# Start of Data shown

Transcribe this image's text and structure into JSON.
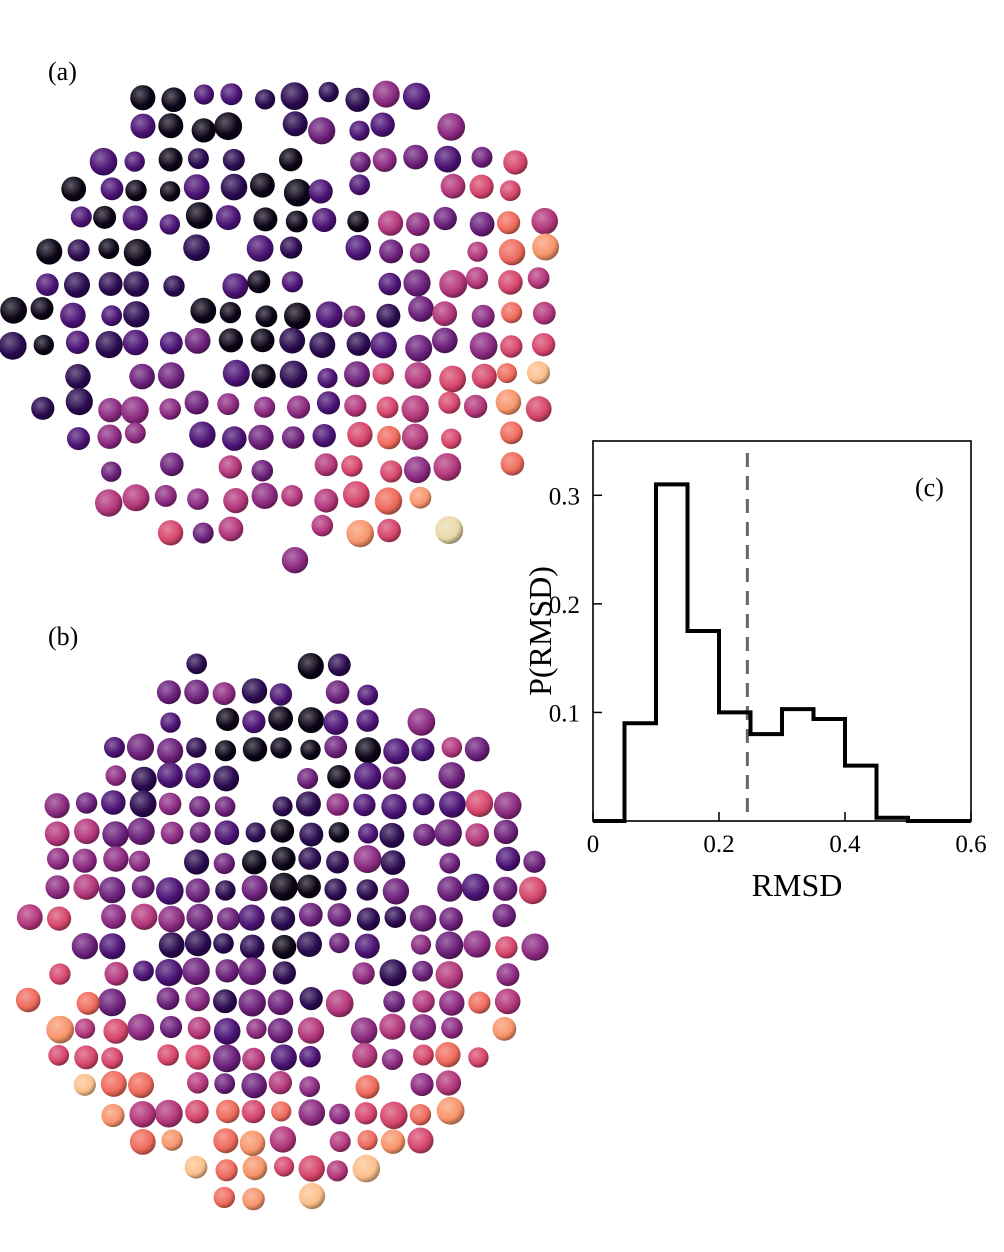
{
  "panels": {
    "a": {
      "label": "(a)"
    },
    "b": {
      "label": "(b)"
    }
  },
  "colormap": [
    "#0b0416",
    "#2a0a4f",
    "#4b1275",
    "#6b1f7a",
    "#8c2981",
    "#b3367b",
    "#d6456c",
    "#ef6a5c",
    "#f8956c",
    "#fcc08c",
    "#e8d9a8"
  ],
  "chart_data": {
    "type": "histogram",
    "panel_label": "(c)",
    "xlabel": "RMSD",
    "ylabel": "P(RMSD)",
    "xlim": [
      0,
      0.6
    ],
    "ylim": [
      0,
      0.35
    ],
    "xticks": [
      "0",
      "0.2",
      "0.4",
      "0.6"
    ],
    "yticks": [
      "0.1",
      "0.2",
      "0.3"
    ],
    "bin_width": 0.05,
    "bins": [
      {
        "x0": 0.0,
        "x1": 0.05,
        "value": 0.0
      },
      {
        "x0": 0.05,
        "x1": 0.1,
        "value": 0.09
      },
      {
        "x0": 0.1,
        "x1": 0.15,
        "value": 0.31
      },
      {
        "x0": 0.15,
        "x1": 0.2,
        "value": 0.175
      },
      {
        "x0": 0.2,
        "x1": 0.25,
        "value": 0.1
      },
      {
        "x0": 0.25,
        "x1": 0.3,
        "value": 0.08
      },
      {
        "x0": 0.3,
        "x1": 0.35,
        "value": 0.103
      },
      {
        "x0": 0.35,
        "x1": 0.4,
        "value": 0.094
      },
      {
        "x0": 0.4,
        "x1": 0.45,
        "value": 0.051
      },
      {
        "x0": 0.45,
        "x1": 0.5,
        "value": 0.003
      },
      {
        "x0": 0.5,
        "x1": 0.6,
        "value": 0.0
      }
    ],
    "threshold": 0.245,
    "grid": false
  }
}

# End of Data shown
# Start of Data shown

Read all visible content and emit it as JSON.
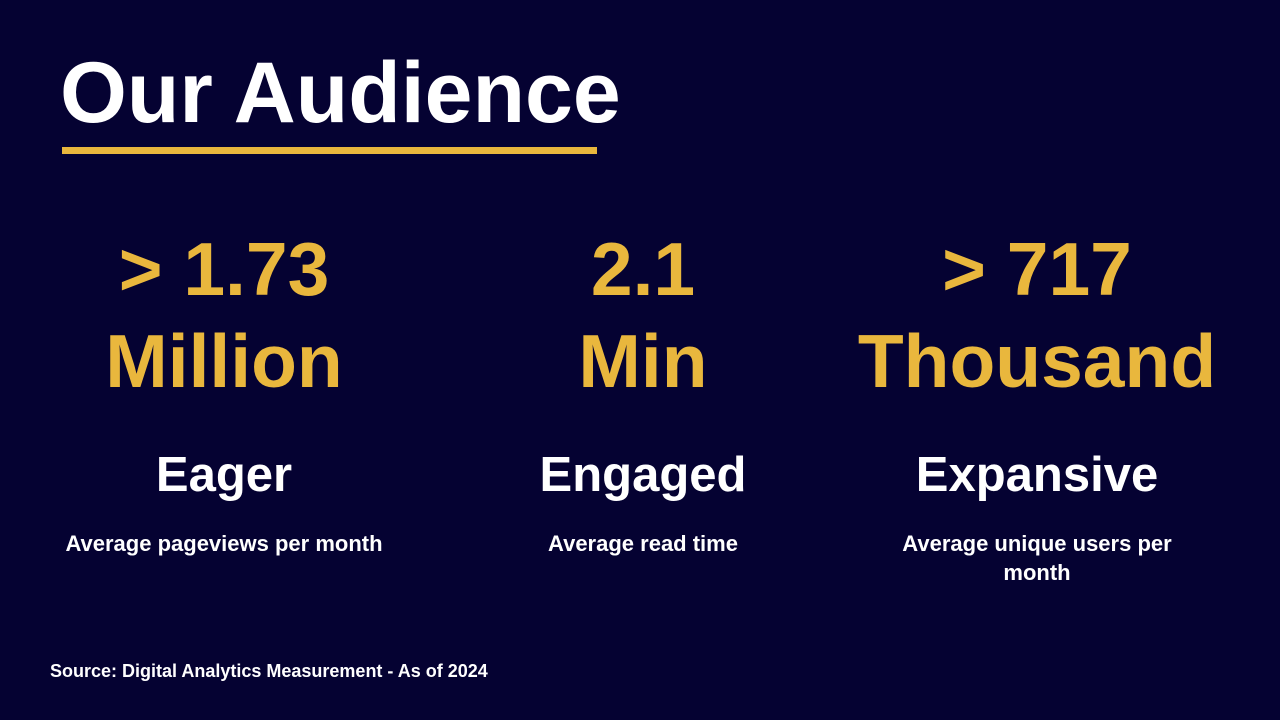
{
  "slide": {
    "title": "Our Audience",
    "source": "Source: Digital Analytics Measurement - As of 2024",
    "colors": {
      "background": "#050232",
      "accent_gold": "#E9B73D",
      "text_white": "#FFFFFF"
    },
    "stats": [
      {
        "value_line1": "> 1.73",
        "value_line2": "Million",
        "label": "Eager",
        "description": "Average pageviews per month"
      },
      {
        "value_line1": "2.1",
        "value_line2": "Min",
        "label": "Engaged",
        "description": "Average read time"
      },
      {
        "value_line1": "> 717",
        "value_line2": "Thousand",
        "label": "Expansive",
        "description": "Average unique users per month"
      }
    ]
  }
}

# End of Data shown
# Start of Data shown

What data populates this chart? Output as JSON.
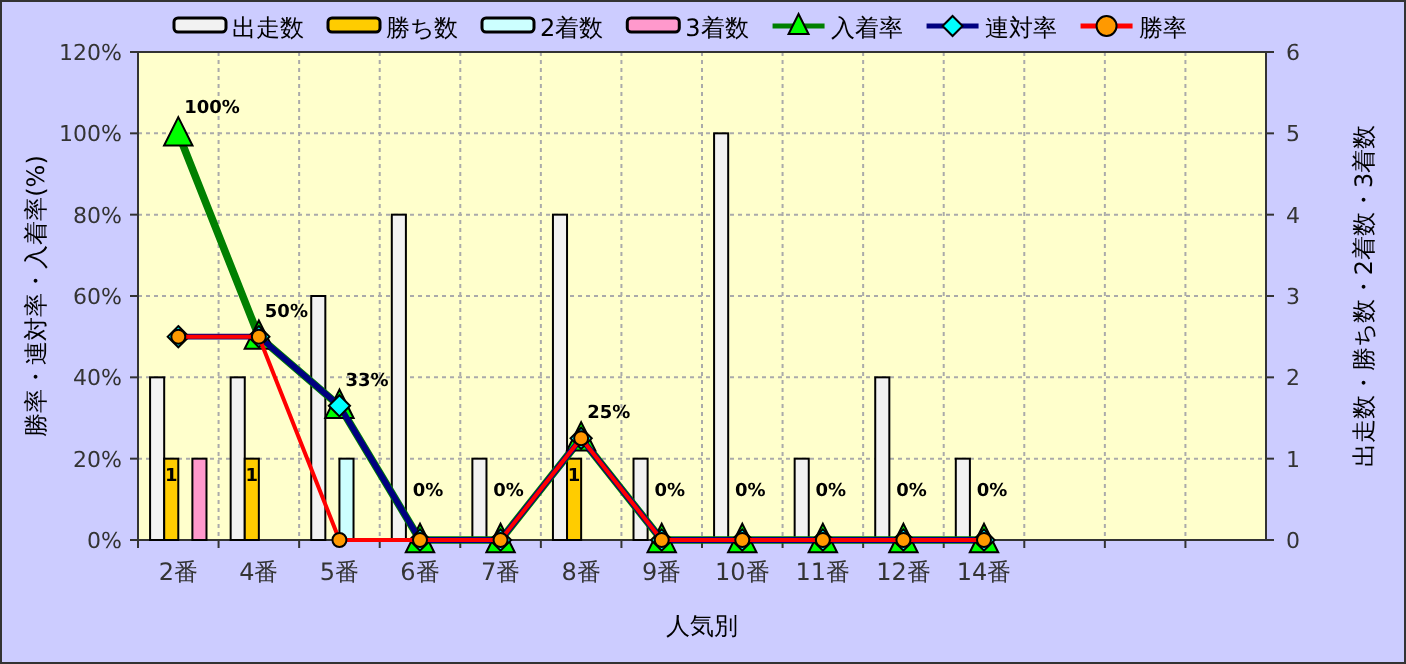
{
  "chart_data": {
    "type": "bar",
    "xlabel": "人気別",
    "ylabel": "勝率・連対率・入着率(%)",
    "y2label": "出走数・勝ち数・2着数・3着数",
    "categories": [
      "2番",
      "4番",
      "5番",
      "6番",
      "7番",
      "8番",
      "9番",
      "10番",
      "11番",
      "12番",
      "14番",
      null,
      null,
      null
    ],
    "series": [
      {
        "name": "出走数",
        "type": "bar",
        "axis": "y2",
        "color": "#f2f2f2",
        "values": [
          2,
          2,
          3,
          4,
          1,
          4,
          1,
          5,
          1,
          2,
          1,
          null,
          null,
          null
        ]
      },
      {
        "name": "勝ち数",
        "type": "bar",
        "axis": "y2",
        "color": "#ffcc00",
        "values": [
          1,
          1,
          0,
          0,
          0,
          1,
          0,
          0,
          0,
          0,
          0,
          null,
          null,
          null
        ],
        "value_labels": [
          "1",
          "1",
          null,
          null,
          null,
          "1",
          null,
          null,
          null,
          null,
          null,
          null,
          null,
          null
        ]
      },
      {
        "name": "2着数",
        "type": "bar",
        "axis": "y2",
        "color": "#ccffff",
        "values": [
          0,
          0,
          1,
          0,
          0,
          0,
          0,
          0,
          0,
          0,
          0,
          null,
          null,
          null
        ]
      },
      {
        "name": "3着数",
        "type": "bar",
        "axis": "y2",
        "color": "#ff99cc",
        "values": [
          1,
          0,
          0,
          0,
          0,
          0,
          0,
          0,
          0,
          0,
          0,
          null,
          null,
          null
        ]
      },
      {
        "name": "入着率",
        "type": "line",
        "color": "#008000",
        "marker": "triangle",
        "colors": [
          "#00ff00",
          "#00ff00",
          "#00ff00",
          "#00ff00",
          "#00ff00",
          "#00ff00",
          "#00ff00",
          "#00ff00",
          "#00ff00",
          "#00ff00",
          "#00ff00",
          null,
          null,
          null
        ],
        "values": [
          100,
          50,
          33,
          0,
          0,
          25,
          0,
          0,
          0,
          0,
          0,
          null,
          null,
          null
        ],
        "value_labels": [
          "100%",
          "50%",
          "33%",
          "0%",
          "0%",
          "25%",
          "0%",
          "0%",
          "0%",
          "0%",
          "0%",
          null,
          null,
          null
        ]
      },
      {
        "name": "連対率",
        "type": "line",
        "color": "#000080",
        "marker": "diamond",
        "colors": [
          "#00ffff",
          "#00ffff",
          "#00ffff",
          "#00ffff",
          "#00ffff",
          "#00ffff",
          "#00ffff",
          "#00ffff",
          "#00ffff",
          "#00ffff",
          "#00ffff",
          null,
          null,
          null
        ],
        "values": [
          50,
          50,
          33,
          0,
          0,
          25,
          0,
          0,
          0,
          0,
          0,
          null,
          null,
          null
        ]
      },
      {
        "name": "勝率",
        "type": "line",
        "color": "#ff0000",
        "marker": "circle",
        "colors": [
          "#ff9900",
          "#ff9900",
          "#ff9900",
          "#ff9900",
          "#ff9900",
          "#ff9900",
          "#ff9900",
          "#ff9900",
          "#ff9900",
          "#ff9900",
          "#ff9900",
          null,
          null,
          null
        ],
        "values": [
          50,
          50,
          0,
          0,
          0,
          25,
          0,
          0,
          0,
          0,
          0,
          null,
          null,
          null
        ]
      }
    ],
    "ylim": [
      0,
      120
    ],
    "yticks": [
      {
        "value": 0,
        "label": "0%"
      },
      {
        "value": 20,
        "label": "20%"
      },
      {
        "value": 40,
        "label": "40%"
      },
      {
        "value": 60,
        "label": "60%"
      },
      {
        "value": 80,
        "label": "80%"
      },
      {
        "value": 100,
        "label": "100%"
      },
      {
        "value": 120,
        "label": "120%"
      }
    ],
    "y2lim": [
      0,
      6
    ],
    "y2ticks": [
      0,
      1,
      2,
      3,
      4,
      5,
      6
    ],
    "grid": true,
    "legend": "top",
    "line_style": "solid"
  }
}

# End of Data shown

Short task
Search the data for "JSON" and list every line in which it occurs.

Problem solution
Transcribe this image's text and structure into JSON.
Read all visible content and emit it as JSON.
What data populates this chart? Output as JSON.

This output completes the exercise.